__TO DO__. Scan the records for the word "Dashboard". Copy each line that includes it.

__PROVIDED DATA__.
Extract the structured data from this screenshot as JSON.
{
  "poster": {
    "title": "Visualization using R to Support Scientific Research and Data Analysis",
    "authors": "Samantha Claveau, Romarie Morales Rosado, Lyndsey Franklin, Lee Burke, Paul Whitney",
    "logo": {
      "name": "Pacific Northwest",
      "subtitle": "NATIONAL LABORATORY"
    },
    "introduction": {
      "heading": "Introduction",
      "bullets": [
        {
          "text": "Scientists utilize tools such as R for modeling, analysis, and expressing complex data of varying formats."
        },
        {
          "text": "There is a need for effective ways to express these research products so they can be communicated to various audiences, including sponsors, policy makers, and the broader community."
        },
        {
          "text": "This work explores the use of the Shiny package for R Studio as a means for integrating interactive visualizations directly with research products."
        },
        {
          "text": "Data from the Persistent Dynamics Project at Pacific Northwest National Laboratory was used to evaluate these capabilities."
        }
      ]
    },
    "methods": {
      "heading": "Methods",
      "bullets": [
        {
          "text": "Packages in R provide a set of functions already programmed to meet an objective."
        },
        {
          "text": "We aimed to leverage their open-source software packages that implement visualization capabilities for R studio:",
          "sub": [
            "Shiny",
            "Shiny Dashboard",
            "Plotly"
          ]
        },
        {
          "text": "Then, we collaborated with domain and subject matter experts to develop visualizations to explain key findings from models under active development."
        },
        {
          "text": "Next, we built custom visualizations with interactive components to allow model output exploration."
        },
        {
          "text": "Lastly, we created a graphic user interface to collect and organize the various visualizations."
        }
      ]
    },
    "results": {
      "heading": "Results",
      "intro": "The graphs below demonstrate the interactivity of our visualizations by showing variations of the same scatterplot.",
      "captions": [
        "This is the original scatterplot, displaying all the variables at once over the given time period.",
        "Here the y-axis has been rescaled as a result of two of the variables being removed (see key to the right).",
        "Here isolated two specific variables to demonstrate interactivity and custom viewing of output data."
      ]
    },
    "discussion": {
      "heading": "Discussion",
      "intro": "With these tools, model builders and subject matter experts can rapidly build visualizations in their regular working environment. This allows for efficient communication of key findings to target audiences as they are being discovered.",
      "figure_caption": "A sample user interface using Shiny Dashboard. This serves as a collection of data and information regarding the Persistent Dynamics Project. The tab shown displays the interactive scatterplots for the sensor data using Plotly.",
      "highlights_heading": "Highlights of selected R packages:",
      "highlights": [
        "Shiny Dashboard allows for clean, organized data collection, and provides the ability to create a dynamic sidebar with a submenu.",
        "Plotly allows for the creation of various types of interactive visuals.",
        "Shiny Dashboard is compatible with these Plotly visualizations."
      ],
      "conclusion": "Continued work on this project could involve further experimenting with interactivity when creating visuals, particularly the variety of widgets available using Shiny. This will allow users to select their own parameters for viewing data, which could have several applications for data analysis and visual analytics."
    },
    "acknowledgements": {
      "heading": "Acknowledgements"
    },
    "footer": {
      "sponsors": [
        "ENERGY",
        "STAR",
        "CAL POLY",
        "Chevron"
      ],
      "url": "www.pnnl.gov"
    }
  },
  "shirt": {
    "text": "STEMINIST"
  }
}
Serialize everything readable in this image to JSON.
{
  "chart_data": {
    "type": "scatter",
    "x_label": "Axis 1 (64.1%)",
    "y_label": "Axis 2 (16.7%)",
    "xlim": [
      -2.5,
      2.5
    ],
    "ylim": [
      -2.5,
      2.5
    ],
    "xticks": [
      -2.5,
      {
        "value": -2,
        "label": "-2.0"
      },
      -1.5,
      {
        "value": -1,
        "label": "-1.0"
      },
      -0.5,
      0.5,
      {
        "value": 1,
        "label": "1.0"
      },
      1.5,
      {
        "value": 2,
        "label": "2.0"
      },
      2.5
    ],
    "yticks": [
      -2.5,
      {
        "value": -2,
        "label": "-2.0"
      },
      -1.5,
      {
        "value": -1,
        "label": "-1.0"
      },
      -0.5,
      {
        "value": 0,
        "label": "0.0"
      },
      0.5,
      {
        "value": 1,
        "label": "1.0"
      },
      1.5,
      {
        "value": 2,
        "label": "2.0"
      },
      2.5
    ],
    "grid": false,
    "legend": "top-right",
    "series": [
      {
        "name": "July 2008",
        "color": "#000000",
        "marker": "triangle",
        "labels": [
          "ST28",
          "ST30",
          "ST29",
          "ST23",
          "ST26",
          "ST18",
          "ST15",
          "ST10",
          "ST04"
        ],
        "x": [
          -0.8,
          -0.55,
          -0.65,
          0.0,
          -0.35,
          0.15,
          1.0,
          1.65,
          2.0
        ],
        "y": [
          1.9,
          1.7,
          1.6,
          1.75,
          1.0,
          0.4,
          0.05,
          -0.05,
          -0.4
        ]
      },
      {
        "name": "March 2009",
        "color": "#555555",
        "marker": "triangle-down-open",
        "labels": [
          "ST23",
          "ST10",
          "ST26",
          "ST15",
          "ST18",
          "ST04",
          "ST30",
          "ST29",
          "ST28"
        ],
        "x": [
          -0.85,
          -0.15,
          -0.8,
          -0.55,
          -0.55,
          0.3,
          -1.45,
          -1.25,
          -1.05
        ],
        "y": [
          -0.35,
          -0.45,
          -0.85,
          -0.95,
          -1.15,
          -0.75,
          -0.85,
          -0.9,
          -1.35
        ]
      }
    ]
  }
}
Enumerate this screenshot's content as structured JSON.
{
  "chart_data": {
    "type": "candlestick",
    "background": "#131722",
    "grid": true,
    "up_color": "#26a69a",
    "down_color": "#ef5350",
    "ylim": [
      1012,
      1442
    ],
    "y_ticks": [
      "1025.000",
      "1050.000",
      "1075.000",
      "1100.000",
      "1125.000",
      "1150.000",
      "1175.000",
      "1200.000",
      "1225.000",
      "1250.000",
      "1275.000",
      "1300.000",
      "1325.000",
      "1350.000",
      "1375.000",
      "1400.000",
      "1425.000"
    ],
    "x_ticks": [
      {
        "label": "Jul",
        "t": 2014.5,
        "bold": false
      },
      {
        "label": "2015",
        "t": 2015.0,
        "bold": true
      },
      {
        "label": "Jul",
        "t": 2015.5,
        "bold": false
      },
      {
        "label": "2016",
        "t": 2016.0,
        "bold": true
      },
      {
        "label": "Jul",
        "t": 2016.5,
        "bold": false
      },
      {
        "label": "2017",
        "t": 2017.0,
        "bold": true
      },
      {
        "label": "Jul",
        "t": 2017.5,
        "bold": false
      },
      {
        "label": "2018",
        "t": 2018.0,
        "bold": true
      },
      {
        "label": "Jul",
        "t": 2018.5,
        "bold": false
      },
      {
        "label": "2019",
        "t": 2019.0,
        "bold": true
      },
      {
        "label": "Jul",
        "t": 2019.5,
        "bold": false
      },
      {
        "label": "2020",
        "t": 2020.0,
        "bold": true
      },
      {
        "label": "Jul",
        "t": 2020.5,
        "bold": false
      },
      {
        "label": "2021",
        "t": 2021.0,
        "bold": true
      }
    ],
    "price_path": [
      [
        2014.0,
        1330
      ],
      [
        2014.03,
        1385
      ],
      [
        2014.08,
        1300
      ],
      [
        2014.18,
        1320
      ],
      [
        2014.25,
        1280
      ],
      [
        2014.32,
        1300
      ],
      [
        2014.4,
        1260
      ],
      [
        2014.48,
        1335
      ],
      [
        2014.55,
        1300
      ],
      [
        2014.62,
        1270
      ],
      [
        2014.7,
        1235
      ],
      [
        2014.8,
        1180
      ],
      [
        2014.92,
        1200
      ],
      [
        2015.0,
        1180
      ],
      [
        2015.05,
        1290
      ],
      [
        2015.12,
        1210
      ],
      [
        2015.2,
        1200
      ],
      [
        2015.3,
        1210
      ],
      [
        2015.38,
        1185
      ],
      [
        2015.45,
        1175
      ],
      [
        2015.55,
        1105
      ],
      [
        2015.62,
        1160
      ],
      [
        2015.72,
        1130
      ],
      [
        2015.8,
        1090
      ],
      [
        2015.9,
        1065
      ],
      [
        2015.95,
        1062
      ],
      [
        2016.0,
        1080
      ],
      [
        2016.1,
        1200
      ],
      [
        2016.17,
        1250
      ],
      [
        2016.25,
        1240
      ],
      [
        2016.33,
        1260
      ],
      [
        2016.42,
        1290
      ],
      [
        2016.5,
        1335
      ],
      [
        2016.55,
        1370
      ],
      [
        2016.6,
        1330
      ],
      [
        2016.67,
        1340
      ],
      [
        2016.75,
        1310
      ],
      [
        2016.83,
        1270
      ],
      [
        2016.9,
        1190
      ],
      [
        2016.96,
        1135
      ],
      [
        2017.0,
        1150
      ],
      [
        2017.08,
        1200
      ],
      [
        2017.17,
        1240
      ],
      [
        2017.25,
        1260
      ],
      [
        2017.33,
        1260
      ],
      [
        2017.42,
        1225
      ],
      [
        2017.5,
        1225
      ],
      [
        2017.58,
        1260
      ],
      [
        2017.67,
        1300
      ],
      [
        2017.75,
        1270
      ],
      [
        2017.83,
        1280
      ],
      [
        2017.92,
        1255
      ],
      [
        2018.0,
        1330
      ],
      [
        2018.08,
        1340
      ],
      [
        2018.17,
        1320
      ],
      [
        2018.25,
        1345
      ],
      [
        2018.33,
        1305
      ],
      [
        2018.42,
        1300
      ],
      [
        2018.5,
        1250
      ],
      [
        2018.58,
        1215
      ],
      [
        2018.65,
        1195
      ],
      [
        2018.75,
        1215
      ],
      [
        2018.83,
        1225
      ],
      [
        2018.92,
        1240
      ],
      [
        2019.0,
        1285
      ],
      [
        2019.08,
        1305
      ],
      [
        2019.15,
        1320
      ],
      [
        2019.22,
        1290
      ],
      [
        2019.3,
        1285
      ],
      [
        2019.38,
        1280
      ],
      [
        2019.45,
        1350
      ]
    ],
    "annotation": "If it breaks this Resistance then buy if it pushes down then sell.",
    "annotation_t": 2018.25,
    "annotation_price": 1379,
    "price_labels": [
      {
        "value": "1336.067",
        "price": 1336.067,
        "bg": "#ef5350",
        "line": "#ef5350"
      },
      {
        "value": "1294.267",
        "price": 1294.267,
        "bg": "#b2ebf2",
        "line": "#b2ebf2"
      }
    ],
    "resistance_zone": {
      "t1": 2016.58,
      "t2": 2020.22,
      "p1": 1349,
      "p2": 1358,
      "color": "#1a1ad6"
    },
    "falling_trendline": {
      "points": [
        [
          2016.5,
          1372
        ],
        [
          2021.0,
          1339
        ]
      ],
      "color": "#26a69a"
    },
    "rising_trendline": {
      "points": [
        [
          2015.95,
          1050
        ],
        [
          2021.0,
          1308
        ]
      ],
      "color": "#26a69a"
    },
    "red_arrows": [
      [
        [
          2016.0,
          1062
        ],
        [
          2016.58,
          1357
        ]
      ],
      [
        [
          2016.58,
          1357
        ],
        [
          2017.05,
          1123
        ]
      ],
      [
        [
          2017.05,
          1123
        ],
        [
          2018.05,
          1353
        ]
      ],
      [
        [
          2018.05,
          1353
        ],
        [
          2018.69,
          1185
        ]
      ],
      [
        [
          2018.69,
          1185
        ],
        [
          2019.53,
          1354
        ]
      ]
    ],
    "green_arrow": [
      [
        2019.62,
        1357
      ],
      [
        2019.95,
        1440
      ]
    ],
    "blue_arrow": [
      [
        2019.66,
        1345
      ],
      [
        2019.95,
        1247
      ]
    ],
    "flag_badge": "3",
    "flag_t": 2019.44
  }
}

__WRITTEN REPLY__.
            "Shiny Dashboard",
      "figure_caption": "A sample user interface using Shiny Dashboard. This serves as a collection of data and information regarding the Persistent Dynamics Project. The tab shown displays the interactive scatterplots for the sensor data using Plotly.",
        "Shiny Dashboard allows for clean, organized data collection, and provides the ability to create a dynamic sidebar with a submenu.",
        "Shiny Dashboard is compatible with these Plotly visualizations."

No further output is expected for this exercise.